* Exercise task
Give the data again exactly as written, skipping any pictures.

>>>>

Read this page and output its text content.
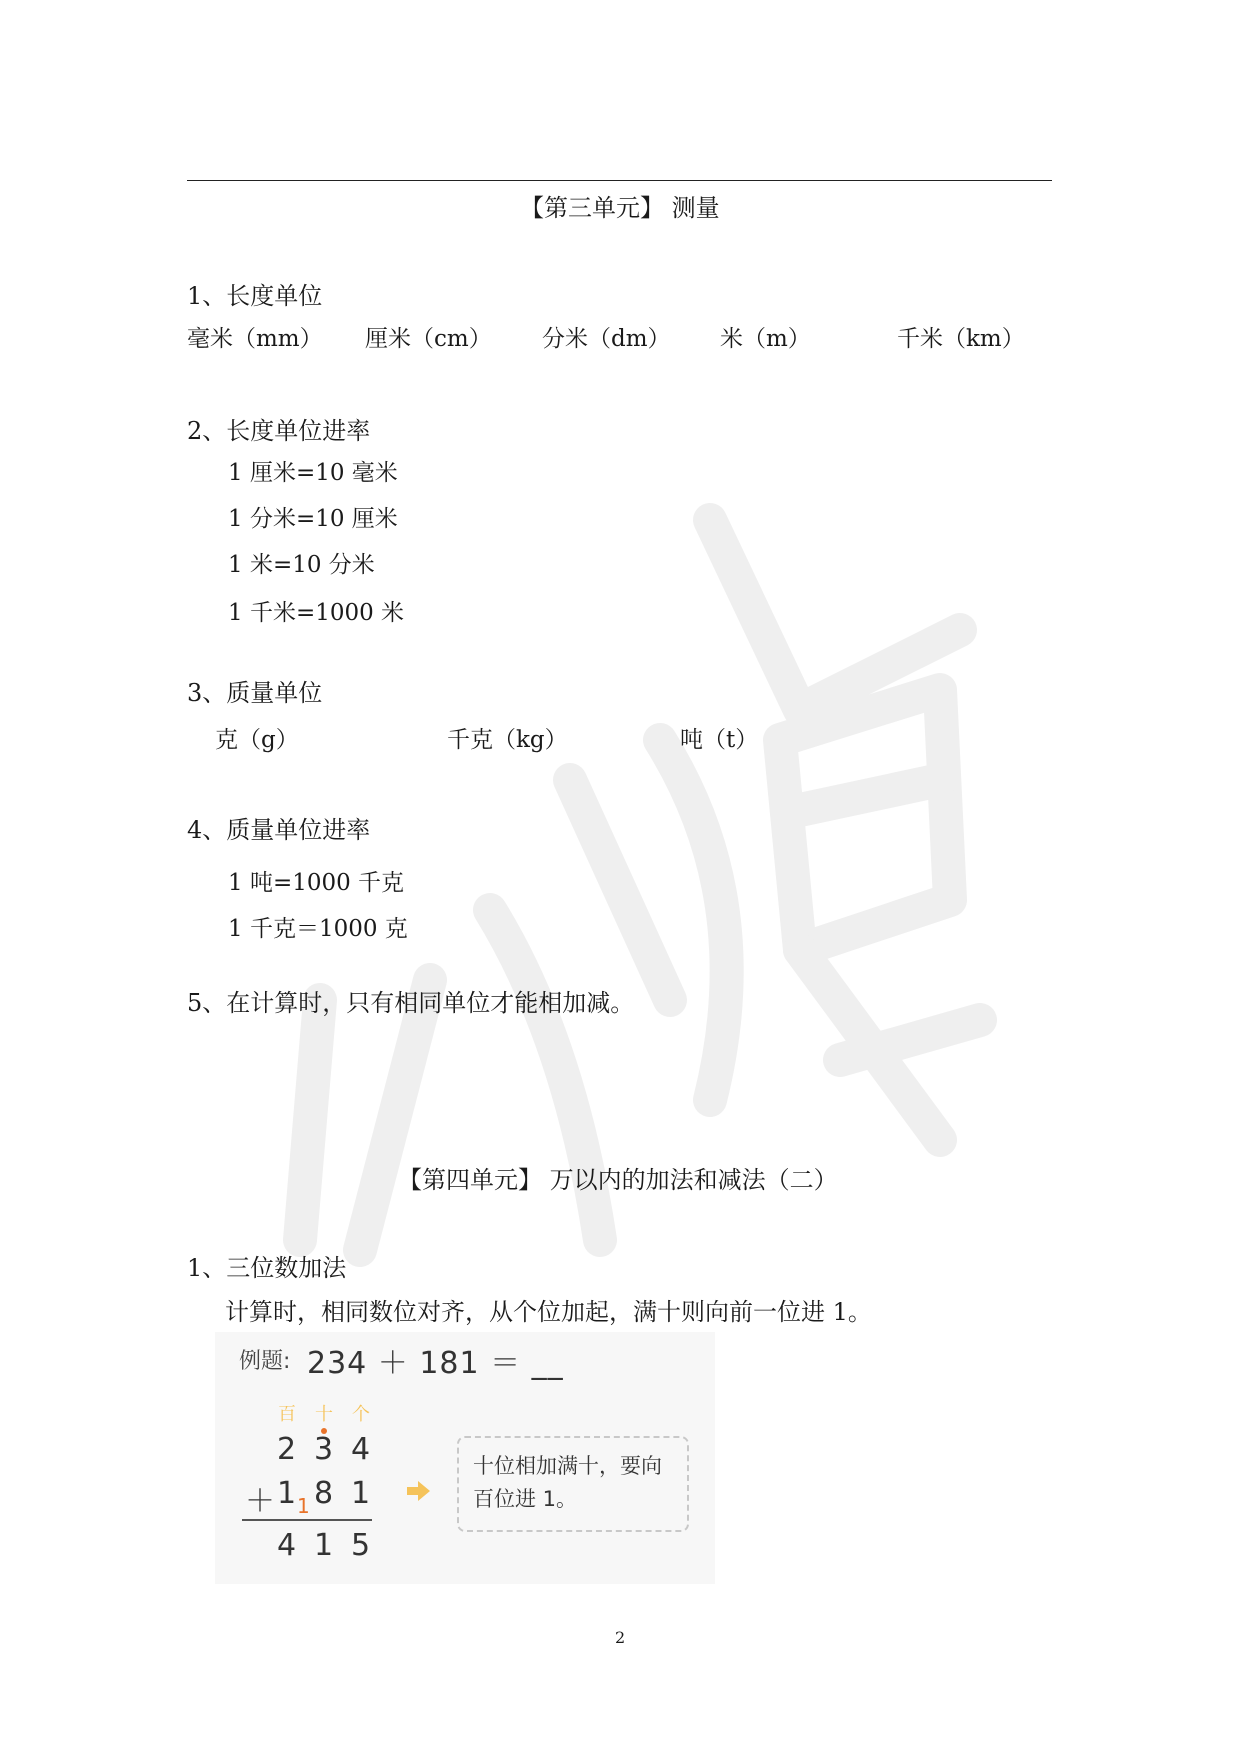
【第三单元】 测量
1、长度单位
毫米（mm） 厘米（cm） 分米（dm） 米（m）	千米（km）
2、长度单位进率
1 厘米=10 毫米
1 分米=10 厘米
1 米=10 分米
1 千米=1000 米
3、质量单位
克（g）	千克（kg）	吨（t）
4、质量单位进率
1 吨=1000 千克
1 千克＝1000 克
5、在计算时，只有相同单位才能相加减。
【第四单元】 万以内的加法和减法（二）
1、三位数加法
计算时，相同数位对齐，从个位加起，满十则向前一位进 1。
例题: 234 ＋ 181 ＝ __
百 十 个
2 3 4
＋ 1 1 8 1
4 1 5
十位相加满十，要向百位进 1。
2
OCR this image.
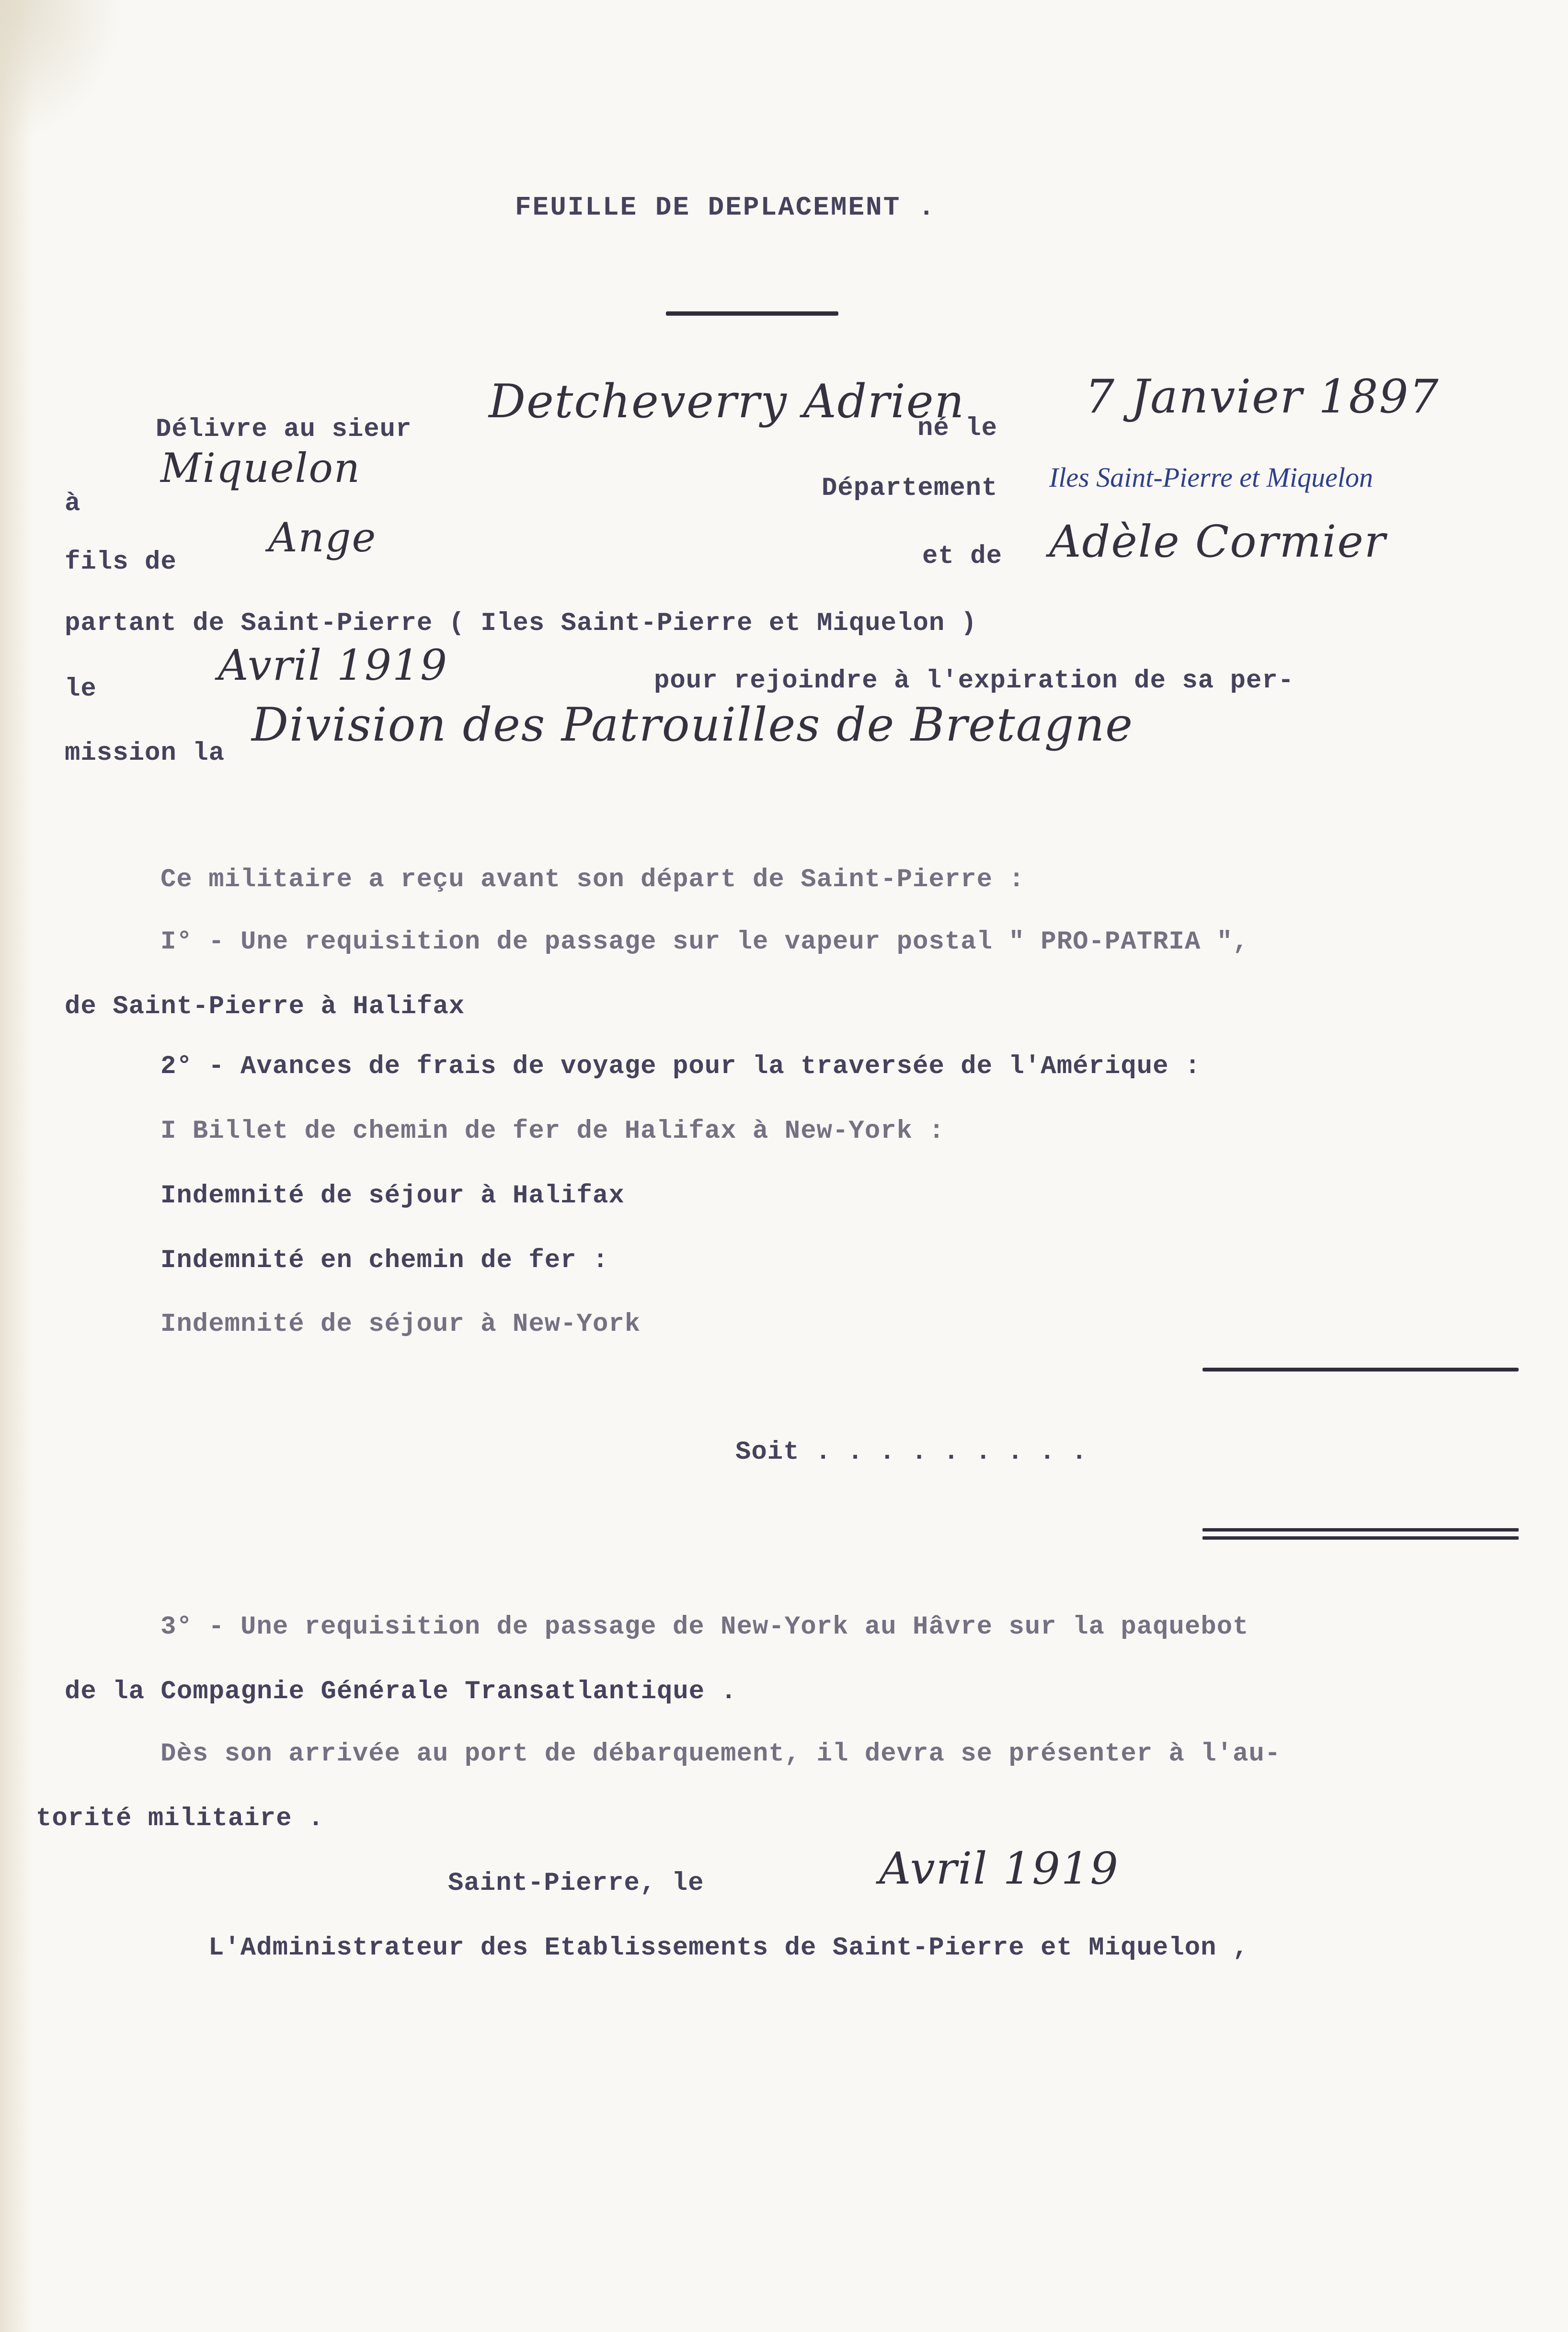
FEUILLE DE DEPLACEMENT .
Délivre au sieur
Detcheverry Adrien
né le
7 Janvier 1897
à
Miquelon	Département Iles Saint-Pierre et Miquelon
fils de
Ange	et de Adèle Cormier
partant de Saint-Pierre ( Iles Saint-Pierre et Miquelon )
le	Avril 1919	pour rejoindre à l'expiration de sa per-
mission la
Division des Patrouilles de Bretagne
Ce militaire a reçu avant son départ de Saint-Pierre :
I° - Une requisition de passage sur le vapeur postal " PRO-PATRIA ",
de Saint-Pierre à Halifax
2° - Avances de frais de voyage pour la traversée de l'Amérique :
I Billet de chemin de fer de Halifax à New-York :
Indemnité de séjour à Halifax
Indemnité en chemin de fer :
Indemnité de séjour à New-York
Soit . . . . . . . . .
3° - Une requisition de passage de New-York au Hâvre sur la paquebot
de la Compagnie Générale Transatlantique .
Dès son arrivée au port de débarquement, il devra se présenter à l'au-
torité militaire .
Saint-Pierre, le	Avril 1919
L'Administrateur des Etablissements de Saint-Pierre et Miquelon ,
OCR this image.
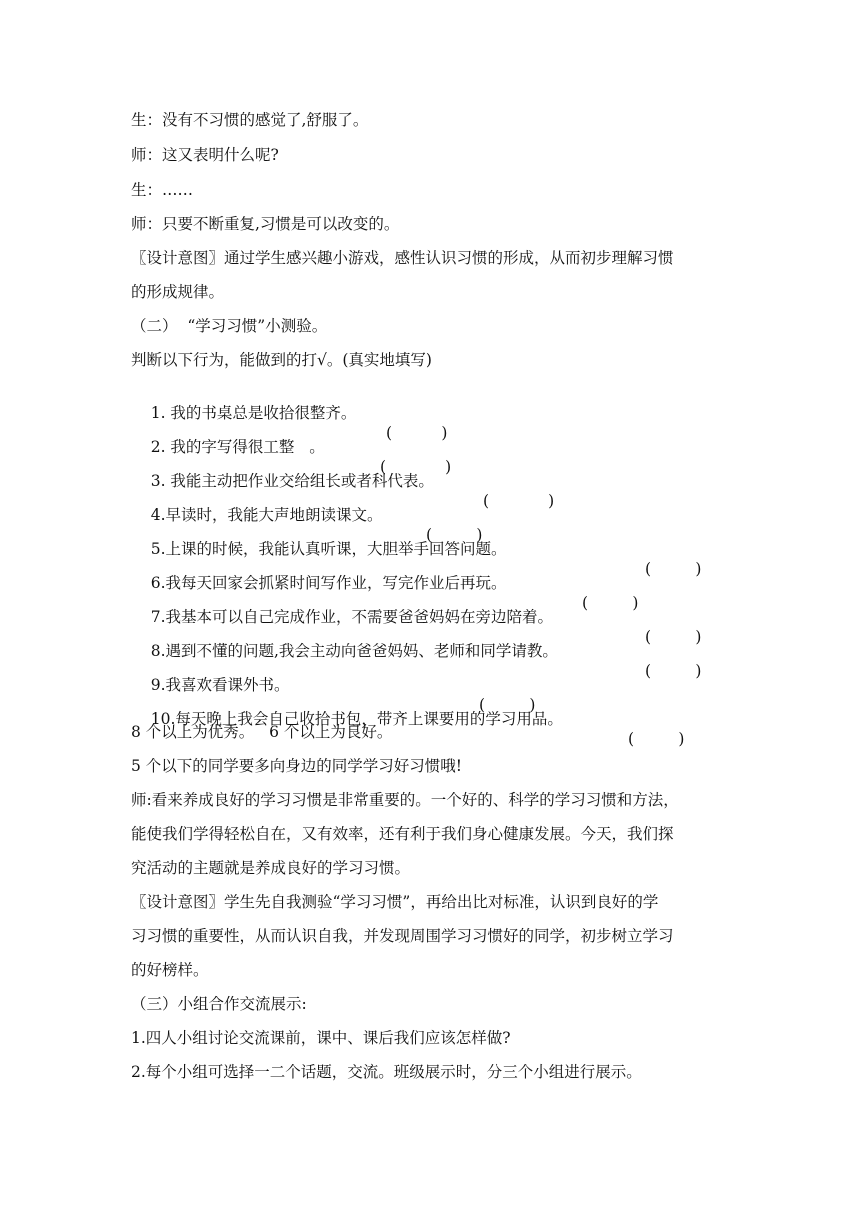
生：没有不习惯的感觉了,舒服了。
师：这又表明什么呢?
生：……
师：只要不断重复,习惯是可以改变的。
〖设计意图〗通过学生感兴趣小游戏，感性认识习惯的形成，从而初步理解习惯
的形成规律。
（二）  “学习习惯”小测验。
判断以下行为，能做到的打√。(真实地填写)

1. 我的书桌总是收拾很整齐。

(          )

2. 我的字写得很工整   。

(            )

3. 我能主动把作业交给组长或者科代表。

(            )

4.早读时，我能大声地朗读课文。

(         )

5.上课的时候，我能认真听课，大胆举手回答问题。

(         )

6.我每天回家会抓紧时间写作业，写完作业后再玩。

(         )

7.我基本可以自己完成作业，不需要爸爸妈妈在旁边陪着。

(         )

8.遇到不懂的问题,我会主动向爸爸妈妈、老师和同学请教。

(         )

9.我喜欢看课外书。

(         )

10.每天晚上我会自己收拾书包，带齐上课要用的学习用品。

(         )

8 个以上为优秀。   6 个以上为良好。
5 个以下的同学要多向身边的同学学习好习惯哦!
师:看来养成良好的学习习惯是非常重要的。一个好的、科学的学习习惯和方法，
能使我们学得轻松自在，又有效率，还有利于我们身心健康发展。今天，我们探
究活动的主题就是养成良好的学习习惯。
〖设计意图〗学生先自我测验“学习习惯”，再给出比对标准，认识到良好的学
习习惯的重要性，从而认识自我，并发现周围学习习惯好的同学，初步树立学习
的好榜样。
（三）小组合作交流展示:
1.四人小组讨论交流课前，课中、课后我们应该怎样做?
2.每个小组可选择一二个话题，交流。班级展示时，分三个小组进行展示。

<<<<

* Answer in full
Read this page and output its text content.
【第三单元】 测量
1、长度单位
毫米（mm） 厘米（cm） 分米（dm） 米（m）	千米（km）
2、长度单位进率
1 厘米=10 毫米
1 分米=10 厘米
1 米=10 分米
1 千米=1000 米
3、质量单位
克（g）	千克（kg）	吨（t）
4、质量单位进率
1 吨=1000 千克
1 千克＝1000 克
5、在计算时，只有相同单位才能相加减。
【第四单元】 万以内的加法和减法（二）
1、三位数加法
计算时，相同数位对齐，从个位加起，满十则向前一位进 1。
例题: 234 ＋ 181 ＝ __
百 十 个
2 3 4
＋ 1 1 8 1
4 1 5
十位相加满十，要向百位进 1。
2
OCR this image.
FEUILLE DE DEPLACEMENT .
Délivre au sieur
Detcheverry Adrien
né le
7 Janvier 1897
à
Miquelon	Département Iles Saint-Pierre et Miquelon
fils de
Ange	et de Adèle Cormier
partant de Saint-Pierre ( Iles Saint-Pierre et Miquelon )
le	Avril 1919	pour rejoindre à l'expiration de sa per-
mission la
Division des Patrouilles de Bretagne
Ce militaire a reçu avant son départ de Saint-Pierre :
I° - Une requisition de passage sur le vapeur postal " PRO-PATRIA ",
de Saint-Pierre à Halifax
2° - Avances de frais de voyage pour la traversée de l'Amérique :
I Billet de chemin de fer de Halifax à New-York :
Indemnité de séjour à Halifax
Indemnité en chemin de fer :
Indemnité de séjour à New-York
Soit . . . . . . . . .
3° - Une requisition de passage de New-York au Hâvre sur la paquebot
de la Compagnie Générale Transatlantique .
Dès son arrivée au port de débarquement, il devra se présenter à l'au-
torité militaire .
Saint-Pierre, le	Avril 1919
L'Administrateur des Etablissements de Saint-Pierre et Miquelon ,
OCR this image.
生：没有不习惯的感觉了,舒服了。
师：这又表明什么呢?
生：……
师：只要不断重复,习惯是可以改变的。
〖设计意图〗通过学生感兴趣小游戏，感性认识习惯的形成，从而初步理解习惯
的形成规律。
（二）  “学习习惯”小测验。
判断以下行为，能做到的打√。(真实地填写)

1. 我的书桌总是收拾很整齐。

(          )

2. 我的字写得很工整   。

(            )

3. 我能主动把作业交给组长或者科代表。

(            )

4.早读时，我能大声地朗读课文。

(         )

5.上课的时候，我能认真听课，大胆举手回答问题。

(         )

6.我每天回家会抓紧时间写作业，写完作业后再玩。

(         )

7.我基本可以自己完成作业，不需要爸爸妈妈在旁边陪着。

(         )

8.遇到不懂的问题,我会主动向爸爸妈妈、老师和同学请教。

(         )

9.我喜欢看课外书。

(         )

10.每天晚上我会自己收拾书包，带齐上课要用的学习用品。

(         )

8 个以上为优秀。   6 个以上为良好。
5 个以下的同学要多向身边的同学学习好习惯哦!
师:看来养成良好的学习习惯是非常重要的。一个好的、科学的学习习惯和方法，
能使我们学得轻松自在，又有效率，还有利于我们身心健康发展。今天，我们探
究活动的主题就是养成良好的学习习惯。
〖设计意图〗学生先自我测验“学习习惯”，再给出比对标准，认识到良好的学
习习惯的重要性，从而认识自我，并发现周围学习习惯好的同学，初步树立学习
的好榜样。
（三）小组合作交流展示:
1.四人小组讨论交流课前，课中、课后我们应该怎样做?
2.每个小组可选择一二个话题，交流。班级展示时，分三个小组进行展示。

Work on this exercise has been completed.